From the line with "Convert this document image to plain text." through the final line, transcribe the material below character for character; include no other lines.

>>

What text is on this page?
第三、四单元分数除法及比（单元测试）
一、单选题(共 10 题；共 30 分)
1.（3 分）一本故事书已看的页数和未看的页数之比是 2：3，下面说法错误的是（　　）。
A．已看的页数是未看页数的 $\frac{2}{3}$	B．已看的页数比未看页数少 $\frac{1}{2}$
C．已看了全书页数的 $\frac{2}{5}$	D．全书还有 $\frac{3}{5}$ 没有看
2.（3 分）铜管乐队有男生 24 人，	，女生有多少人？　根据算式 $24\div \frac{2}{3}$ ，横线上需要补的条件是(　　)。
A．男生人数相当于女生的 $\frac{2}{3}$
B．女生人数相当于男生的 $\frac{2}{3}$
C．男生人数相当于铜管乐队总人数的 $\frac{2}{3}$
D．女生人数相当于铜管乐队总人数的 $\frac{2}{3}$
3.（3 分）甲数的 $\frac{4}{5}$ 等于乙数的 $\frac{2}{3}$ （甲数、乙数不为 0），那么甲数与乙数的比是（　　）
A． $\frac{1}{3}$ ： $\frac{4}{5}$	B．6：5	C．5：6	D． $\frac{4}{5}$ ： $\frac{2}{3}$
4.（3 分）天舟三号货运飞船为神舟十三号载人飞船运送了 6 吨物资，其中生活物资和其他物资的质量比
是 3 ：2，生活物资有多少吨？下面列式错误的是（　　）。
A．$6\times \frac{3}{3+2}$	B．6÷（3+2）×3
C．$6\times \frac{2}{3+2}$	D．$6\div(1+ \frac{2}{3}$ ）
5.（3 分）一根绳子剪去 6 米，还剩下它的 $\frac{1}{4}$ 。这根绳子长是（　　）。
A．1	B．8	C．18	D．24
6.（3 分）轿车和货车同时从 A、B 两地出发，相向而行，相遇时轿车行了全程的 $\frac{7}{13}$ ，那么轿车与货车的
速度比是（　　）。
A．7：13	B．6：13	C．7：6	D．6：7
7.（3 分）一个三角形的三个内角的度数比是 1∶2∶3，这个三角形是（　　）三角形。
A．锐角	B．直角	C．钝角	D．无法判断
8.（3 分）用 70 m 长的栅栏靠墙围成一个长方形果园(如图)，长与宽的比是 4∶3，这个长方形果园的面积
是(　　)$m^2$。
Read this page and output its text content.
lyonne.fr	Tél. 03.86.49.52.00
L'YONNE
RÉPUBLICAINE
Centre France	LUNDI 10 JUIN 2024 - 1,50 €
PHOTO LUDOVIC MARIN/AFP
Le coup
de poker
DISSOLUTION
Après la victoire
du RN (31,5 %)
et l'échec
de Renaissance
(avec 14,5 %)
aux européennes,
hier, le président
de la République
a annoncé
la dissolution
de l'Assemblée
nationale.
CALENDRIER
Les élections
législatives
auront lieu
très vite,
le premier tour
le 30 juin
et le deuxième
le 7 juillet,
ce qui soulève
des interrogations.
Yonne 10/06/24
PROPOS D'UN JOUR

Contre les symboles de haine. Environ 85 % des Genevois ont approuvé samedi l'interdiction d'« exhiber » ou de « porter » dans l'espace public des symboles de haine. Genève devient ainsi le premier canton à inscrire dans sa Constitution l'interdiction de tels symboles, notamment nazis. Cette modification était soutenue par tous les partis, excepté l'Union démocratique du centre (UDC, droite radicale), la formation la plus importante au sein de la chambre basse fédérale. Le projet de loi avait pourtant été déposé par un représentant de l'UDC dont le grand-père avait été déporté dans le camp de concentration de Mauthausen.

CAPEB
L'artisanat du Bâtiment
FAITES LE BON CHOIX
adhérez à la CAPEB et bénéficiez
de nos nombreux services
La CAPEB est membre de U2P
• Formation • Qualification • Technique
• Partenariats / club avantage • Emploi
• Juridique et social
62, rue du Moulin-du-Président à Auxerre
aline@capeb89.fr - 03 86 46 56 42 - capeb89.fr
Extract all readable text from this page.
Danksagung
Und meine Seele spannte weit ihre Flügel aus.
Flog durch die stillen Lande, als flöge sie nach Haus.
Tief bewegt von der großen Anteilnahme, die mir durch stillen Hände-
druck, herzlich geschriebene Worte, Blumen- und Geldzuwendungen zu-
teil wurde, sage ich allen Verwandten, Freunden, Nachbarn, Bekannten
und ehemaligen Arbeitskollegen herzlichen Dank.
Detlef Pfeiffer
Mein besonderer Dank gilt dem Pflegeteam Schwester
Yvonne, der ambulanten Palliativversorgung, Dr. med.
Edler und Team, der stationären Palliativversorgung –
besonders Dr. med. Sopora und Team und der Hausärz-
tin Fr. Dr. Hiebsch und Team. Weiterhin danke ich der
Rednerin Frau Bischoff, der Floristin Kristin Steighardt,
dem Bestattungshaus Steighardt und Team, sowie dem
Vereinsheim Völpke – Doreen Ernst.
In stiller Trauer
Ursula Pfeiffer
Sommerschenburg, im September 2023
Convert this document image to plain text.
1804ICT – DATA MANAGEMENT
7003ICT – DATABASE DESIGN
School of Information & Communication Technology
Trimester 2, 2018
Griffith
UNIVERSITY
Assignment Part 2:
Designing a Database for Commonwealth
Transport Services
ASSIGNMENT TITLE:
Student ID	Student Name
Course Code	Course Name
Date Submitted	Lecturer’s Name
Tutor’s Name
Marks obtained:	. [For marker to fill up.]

<<

• RESULT:
Convert this document image to plain text.
1804ICT – DATA MANAGEMENT
7003ICT – DATABASE DESIGN
School of Information & Communication Technology
Trimester 2, 2018
Griffith
UNIVERSITY
Assignment Part 2:
Designing a Database for Commonwealth
Transport Services
ASSIGNMENT TITLE:
Student ID	Student Name
Course Code	Course Name
Date Submitted	Lecturer’s Name
Tutor’s Name
Marks obtained:	. [For marker to fill up.]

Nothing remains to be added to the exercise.